* **WHAT NEEDS TO BE DONE**:
Pull each line holding the word "laragon" from the data.

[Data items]
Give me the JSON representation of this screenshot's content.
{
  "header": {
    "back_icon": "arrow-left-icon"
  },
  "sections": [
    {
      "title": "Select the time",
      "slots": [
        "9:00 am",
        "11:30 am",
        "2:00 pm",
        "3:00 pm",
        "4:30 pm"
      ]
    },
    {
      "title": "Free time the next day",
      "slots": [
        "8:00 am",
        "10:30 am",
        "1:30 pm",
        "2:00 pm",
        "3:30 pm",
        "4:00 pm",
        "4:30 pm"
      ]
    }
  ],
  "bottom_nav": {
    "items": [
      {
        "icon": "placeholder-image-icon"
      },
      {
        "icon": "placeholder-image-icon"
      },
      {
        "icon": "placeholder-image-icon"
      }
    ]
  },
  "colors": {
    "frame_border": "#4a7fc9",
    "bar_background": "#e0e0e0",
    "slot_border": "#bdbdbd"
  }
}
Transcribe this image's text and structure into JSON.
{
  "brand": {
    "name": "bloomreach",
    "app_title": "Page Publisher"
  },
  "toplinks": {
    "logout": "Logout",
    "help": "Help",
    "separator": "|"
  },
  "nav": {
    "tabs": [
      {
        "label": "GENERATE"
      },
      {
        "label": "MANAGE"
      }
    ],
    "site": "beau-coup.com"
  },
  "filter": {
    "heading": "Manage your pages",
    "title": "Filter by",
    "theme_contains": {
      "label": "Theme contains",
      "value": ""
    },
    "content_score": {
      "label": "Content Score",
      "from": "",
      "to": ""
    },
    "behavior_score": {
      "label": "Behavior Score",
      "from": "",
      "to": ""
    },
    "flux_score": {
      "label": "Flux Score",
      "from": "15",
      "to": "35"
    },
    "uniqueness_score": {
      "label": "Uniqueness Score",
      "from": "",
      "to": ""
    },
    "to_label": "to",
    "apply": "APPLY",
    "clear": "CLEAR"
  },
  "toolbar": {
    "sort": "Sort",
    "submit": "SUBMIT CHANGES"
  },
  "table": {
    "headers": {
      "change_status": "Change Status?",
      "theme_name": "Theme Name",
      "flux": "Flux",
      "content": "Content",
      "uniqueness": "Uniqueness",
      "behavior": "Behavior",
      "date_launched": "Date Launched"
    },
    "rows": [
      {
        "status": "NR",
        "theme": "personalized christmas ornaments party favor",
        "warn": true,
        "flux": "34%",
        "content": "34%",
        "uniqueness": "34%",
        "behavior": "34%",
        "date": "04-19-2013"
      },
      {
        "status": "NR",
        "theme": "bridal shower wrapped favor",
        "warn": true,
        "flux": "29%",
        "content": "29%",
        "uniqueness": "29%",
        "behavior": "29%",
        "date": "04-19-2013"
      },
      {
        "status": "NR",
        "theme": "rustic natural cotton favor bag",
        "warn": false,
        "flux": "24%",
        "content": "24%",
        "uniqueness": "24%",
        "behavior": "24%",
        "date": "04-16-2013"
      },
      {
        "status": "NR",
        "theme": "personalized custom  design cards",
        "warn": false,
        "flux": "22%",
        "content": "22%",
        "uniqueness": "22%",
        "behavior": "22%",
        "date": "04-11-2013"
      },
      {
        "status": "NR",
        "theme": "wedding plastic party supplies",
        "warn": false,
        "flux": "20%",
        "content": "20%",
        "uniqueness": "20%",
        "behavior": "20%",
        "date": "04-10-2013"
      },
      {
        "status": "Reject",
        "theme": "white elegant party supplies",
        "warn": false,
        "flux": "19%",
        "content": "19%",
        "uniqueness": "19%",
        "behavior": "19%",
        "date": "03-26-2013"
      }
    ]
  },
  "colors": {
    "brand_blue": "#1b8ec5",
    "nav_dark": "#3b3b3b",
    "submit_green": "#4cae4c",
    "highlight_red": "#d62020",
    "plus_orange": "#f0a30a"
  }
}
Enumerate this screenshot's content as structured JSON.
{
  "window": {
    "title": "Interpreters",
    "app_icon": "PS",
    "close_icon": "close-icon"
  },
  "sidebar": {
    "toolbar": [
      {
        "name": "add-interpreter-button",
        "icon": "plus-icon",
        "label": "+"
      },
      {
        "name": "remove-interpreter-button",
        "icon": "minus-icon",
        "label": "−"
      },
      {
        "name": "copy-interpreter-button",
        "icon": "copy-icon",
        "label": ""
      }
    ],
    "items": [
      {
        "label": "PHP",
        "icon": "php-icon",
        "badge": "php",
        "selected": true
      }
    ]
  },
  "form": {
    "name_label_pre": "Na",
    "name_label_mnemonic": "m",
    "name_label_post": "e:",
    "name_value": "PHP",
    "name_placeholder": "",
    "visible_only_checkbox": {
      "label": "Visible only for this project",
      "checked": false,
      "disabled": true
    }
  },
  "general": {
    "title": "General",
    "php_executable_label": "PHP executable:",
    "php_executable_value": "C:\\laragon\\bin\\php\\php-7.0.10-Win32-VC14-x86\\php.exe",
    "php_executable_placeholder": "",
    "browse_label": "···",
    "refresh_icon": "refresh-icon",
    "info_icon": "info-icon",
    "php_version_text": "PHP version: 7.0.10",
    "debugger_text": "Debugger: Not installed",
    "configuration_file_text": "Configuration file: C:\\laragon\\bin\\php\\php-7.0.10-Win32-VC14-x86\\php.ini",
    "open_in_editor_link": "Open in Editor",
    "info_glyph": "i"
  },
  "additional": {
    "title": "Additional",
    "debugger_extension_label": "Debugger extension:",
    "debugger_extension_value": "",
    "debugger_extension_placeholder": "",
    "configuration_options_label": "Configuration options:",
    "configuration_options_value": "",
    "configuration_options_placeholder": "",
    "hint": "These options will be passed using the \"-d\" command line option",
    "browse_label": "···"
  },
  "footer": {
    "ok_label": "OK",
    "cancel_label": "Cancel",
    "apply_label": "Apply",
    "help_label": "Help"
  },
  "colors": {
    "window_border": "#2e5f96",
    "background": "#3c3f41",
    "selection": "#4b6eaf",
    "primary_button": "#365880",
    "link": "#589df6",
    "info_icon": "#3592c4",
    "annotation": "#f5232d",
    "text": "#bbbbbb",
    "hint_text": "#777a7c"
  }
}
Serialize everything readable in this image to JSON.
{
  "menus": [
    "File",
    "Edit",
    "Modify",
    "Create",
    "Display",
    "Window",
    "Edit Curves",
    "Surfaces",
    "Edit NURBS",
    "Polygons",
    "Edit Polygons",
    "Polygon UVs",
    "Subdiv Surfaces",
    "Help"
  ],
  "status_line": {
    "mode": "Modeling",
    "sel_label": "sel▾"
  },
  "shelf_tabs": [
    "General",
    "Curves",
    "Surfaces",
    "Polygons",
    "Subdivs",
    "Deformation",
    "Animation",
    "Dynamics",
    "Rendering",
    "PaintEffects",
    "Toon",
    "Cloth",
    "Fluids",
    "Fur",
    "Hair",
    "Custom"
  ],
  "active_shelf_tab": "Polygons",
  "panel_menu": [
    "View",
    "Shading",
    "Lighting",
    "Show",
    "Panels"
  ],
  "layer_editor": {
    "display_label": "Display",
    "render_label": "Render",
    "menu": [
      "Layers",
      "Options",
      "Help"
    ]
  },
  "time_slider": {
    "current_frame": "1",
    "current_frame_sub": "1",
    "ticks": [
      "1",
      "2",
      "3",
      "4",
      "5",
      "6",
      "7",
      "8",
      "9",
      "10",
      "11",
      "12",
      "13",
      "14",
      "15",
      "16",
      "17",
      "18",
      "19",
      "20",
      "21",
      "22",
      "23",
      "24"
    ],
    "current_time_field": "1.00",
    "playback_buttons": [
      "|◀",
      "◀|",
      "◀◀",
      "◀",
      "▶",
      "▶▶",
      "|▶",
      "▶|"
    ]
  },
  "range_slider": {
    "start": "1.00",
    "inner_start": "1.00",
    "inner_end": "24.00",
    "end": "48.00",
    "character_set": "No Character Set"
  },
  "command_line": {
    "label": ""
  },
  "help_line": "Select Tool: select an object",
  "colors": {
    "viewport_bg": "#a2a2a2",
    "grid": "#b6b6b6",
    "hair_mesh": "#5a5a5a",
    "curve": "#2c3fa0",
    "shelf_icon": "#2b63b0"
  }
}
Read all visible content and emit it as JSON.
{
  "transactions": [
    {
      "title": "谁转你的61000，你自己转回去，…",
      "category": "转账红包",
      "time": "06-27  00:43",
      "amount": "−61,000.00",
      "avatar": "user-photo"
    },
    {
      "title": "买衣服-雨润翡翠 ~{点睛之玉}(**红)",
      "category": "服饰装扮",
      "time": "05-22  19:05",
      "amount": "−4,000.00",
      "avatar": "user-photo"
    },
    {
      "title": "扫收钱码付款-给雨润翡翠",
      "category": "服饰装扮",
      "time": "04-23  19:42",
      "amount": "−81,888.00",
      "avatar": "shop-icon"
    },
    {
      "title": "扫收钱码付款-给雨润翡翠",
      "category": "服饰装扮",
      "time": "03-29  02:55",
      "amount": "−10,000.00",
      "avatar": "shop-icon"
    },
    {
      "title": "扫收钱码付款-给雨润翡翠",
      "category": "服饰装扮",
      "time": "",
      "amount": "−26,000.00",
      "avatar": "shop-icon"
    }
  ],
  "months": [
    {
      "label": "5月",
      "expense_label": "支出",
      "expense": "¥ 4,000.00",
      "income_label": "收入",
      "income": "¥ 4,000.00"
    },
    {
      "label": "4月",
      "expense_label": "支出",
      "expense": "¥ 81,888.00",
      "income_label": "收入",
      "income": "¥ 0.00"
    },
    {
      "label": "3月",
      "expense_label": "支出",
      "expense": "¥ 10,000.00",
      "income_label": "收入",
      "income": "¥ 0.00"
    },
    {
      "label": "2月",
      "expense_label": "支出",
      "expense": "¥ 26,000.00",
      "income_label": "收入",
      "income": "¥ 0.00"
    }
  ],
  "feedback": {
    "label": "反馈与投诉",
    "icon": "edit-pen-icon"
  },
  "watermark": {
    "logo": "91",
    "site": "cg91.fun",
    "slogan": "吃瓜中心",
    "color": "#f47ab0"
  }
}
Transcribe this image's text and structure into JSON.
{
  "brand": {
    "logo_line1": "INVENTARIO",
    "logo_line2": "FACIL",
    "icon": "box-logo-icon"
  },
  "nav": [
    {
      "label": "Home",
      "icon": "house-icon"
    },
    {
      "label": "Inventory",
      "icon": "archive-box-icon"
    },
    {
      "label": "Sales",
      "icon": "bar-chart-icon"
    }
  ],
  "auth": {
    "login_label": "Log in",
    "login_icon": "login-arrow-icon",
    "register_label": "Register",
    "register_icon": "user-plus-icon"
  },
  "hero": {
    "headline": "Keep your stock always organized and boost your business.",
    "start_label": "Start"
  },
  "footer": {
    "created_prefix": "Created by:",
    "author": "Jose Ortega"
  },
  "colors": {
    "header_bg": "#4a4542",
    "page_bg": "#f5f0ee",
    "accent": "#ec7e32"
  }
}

* **EXERCISE OUTPUT**:
    "php_executable_value": "C:\\laragon\\bin\\php\\php-7.0.10-Win32-VC14-x86\\php.exe",
    "configuration_file_text": "Configuration file: C:\\laragon\\bin\\php\\php-7.0.10-Win32-VC14-x86\\php.ini",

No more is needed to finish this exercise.